**TASK DESCRIPTION:** Only the number is needed: how many lines of the records include "north"?

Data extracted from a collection
#####
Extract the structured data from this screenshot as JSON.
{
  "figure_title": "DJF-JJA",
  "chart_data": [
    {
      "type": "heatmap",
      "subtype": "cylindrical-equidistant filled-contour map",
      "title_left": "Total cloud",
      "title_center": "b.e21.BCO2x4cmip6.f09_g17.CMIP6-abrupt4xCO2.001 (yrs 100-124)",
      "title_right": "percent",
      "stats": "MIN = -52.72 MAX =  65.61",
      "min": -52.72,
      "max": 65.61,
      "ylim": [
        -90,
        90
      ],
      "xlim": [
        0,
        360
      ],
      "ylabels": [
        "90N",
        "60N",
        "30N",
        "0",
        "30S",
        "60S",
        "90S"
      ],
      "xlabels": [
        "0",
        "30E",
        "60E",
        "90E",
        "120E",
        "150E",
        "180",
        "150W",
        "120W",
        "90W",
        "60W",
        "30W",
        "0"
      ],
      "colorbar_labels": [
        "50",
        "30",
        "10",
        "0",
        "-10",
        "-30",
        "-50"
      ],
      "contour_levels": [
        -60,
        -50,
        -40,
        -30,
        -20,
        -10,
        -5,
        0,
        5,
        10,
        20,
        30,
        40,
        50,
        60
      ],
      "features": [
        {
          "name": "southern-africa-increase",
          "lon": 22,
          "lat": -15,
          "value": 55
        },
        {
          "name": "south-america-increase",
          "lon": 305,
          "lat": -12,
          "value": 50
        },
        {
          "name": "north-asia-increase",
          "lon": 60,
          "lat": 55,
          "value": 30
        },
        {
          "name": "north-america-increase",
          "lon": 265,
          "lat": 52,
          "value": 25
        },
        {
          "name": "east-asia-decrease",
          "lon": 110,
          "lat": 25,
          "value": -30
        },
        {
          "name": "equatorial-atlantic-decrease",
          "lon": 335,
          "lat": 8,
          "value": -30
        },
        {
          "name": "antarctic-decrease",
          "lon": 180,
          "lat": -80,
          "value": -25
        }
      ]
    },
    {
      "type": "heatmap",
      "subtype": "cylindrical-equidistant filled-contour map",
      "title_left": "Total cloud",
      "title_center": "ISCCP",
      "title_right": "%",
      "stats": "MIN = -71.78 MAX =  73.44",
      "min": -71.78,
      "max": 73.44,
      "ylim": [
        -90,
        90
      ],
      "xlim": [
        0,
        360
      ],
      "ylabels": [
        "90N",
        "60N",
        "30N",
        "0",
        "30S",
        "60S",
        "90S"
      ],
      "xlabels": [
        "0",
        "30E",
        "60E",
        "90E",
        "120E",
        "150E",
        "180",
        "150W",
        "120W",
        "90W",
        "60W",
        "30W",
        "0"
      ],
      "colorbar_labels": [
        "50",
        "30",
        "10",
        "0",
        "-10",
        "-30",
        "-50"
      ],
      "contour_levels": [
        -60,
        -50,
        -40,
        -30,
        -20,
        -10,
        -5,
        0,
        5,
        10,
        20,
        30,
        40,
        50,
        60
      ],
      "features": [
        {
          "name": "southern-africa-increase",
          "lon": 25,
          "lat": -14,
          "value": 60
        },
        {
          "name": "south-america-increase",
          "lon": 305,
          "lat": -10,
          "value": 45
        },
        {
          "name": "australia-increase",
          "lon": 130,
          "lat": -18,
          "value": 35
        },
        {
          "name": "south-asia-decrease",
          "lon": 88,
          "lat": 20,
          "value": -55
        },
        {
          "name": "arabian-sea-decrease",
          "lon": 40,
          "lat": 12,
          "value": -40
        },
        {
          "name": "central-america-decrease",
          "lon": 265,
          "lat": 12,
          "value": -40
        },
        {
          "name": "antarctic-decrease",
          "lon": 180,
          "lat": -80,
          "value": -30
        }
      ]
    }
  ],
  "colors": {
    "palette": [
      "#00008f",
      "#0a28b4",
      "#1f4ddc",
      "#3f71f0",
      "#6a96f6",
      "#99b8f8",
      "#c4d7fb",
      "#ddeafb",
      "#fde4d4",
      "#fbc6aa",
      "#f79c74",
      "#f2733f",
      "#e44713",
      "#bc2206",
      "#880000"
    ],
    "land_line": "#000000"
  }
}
#####
**ANSWER TO THIS TASK:** 2